Data for the task start
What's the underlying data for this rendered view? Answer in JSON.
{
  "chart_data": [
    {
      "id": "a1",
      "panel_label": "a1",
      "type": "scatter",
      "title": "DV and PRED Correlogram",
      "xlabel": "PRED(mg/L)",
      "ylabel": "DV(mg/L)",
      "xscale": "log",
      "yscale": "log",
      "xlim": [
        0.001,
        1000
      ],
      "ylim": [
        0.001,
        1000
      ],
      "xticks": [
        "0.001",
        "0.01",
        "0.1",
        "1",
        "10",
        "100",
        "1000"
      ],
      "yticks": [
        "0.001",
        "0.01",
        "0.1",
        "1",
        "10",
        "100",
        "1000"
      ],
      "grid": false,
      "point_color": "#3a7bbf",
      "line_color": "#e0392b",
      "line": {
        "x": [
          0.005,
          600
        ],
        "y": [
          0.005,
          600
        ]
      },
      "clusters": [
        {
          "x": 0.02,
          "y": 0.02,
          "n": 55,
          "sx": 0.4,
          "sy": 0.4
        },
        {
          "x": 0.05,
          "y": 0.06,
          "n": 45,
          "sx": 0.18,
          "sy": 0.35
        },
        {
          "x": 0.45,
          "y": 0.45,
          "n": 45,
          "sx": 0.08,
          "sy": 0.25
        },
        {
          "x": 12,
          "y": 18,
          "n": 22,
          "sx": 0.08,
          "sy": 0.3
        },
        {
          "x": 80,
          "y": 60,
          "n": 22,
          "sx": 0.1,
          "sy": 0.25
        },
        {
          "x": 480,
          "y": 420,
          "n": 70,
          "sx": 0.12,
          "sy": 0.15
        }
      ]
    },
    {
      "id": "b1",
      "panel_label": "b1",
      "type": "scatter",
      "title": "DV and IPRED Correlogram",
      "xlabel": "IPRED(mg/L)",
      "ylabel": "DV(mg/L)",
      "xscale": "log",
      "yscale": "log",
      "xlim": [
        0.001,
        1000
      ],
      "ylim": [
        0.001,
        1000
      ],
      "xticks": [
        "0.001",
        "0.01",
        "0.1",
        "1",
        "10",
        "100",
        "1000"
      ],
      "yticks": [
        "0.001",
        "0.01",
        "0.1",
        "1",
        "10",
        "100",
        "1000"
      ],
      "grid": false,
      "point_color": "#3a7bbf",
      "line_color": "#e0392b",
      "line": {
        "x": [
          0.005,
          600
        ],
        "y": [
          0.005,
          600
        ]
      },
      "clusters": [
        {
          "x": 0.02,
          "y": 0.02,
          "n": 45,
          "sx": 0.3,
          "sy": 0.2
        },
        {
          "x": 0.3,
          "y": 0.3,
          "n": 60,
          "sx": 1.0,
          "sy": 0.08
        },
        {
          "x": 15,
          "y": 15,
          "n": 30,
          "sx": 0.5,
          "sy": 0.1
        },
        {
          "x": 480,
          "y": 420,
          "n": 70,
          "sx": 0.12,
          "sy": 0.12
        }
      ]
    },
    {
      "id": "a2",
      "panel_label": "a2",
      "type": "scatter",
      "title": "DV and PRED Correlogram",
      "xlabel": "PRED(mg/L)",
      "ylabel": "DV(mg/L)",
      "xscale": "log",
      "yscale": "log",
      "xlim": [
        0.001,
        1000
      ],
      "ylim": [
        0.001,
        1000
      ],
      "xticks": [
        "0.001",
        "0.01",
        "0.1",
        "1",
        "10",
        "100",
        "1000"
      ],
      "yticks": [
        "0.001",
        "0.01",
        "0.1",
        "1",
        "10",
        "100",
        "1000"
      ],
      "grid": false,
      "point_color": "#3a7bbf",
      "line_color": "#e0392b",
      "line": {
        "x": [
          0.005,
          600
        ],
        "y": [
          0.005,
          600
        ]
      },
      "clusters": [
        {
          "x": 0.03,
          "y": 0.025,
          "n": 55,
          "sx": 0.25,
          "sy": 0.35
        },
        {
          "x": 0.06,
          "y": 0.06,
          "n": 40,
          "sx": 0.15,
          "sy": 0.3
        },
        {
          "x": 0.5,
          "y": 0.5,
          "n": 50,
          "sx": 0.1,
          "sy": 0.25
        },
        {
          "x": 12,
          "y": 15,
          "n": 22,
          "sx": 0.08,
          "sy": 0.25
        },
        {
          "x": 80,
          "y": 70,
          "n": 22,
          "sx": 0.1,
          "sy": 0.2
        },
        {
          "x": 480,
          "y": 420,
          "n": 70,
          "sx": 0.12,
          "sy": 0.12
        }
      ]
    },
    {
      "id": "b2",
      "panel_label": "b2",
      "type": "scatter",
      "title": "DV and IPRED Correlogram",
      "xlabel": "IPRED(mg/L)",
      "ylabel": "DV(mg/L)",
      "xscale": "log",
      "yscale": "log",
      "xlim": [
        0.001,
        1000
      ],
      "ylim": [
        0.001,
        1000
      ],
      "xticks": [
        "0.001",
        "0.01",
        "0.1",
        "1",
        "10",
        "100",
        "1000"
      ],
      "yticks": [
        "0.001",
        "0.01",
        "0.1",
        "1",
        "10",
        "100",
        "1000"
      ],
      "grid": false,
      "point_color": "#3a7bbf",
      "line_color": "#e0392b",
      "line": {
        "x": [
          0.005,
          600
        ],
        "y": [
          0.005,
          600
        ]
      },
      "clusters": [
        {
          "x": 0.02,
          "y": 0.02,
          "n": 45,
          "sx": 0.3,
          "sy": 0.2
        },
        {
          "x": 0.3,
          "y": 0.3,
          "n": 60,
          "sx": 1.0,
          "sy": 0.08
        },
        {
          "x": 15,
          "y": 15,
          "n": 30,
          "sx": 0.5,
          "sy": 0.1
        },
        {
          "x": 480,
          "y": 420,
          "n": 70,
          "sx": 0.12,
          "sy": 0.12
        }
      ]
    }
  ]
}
Data for the task end
Task goal: Your task is to print all of the records exactly.

Exercise result:
What's the underlying data for this rendered view? Answer in JSON.
{
  "chart_data": [
    {
      "id": "a1",
      "panel_label": "a1",
      "type": "scatter",
      "title": "DV and PRED Correlogram",
      "xlabel": "PRED(mg/L)",
      "ylabel": "DV(mg/L)",
      "xscale": "log",
      "yscale": "log",
      "xlim": [
        0.001,
        1000
      ],
      "ylim": [
        0.001,
        1000
      ],
      "xticks": [
        "0.001",
        "0.01",
        "0.1",
        "1",
        "10",
        "100",
        "1000"
      ],
      "yticks": [
        "0.001",
        "0.01",
        "0.1",
        "1",
        "10",
        "100",
        "1000"
      ],
      "grid": false,
      "point_color": "#3a7bbf",
      "line_color": "#e0392b",
      "line": {
        "x": [
          0.005,
          600
        ],
        "y": [
          0.005,
          600
        ]
      },
      "clusters": [
        {
          "x": 0.02,
          "y": 0.02,
          "n": 55,
          "sx": 0.4,
          "sy": 0.4
        },
        {
          "x": 0.05,
          "y": 0.06,
          "n": 45,
          "sx": 0.18,
          "sy": 0.35
        },
        {
          "x": 0.45,
          "y": 0.45,
          "n": 45,
          "sx": 0.08,
          "sy": 0.25
        },
        {
          "x": 12,
          "y": 18,
          "n": 22,
          "sx": 0.08,
          "sy": 0.3
        },
        {
          "x": 80,
          "y": 60,
          "n": 22,
          "sx": 0.1,
          "sy": 0.25
        },
        {
          "x": 480,
          "y": 420,
          "n": 70,
          "sx": 0.12,
          "sy": 0.15
        }
      ]
    },
    {
      "id": "b1",
      "panel_label": "b1",
      "type": "scatter",
      "title": "DV and IPRED Correlogram",
      "xlabel": "IPRED(mg/L)",
      "ylabel": "DV(mg/L)",
      "xscale": "log",
      "yscale": "log",
      "xlim": [
        0.001,
        1000
      ],
      "ylim": [
        0.001,
        1000
      ],
      "xticks": [
        "0.001",
        "0.01",
        "0.1",
        "1",
        "10",
        "100",
        "1000"
      ],
      "yticks": [
        "0.001",
        "0.01",
        "0.1",
        "1",
        "10",
        "100",
        "1000"
      ],
      "grid": false,
      "point_color": "#3a7bbf",
      "line_color": "#e0392b",
      "line": {
        "x": [
          0.005,
          600
        ],
        "y": [
          0.005,
          600
        ]
      },
      "clusters": [
        {
          "x": 0.02,
          "y": 0.02,
          "n": 45,
          "sx": 0.3,
          "sy": 0.2
        },
        {
          "x": 0.3,
          "y": 0.3,
          "n": 60,
          "sx": 1.0,
          "sy": 0.08
        },
        {
          "x": 15,
          "y": 15,
          "n": 30,
          "sx": 0.5,
          "sy": 0.1
        },
        {
          "x": 480,
          "y": 420,
          "n": 70,
          "sx": 0.12,
          "sy": 0.12
        }
      ]
    },
    {
      "id": "a2",
      "panel_label": "a2",
      "type": "scatter",
      "title": "DV and PRED Correlogram",
      "xlabel": "PRED(mg/L)",
      "ylabel": "DV(mg/L)",
      "xscale": "log",
      "yscale": "log",
      "xlim": [
        0.001,
        1000
      ],
      "ylim": [
        0.001,
        1000
      ],
      "xticks": [
        "0.001",
        "0.01",
        "0.1",
        "1",
        "10",
        "100",
        "1000"
      ],
      "yticks": [
        "0.001",
        "0.01",
        "0.1",
        "1",
        "10",
        "100",
        "1000"
      ],
      "grid": false,
      "point_color": "#3a7bbf",
      "line_color": "#e0392b",
      "line": {
        "x": [
          0.005,
          600
        ],
        "y": [
          0.005,
          600
        ]
      },
      "clusters": [
        {
          "x": 0.03,
          "y": 0.025,
          "n": 55,
          "sx": 0.25,
          "sy": 0.35
        },
        {
          "x": 0.06,
          "y": 0.06,
          "n": 40,
          "sx": 0.15,
          "sy": 0.3
        },
        {
          "x": 0.5,
          "y": 0.5,
          "n": 50,
          "sx": 0.1,
          "sy": 0.25
        },
        {
          "x": 12,
          "y": 15,
          "n": 22,
          "sx": 0.08,
          "sy": 0.25
        },
        {
          "x": 80,
          "y": 70,
          "n": 22,
          "sx": 0.1,
          "sy": 0.2
        },
        {
          "x": 480,
          "y": 420,
          "n": 70,
          "sx": 0.12,
          "sy": 0.12
        }
      ]
    },
    {
      "id": "b2",
      "panel_label": "b2",
      "type": "scatter",
      "title": "DV and IPRED Correlogram",
      "xlabel": "IPRED(mg/L)",
      "ylabel": "DV(mg/L)",
      "xscale": "log",
      "yscale": "log",
      "xlim": [
        0.001,
        1000
      ],
      "ylim": [
        0.001,
        1000
      ],
      "xticks": [
        "0.001",
        "0.01",
        "0.1",
        "1",
        "10",
        "100",
        "1000"
      ],
      "yticks": [
        "0.001",
        "0.01",
        "0.1",
        "1",
        "10",
        "100",
        "1000"
      ],
      "grid": false,
      "point_color": "#3a7bbf",
      "line_color": "#e0392b",
      "line": {
        "x": [
          0.005,
          600
        ],
        "y": [
          0.005,
          600
        ]
      },
      "clusters": [
        {
          "x": 0.02,
          "y": 0.02,
          "n": 45,
          "sx": 0.3,
          "sy": 0.2
        },
        {
          "x": 0.3,
          "y": 0.3,
          "n": 60,
          "sx": 1.0,
          "sy": 0.08
        },
        {
          "x": 15,
          "y": 15,
          "n": 30,
          "sx": 0.5,
          "sy": 0.1
        },
        {
          "x": 480,
          "y": 420,
          "n": 70,
          "sx": 0.12,
          "sy": 0.12
        }
      ]
    }
  ]
}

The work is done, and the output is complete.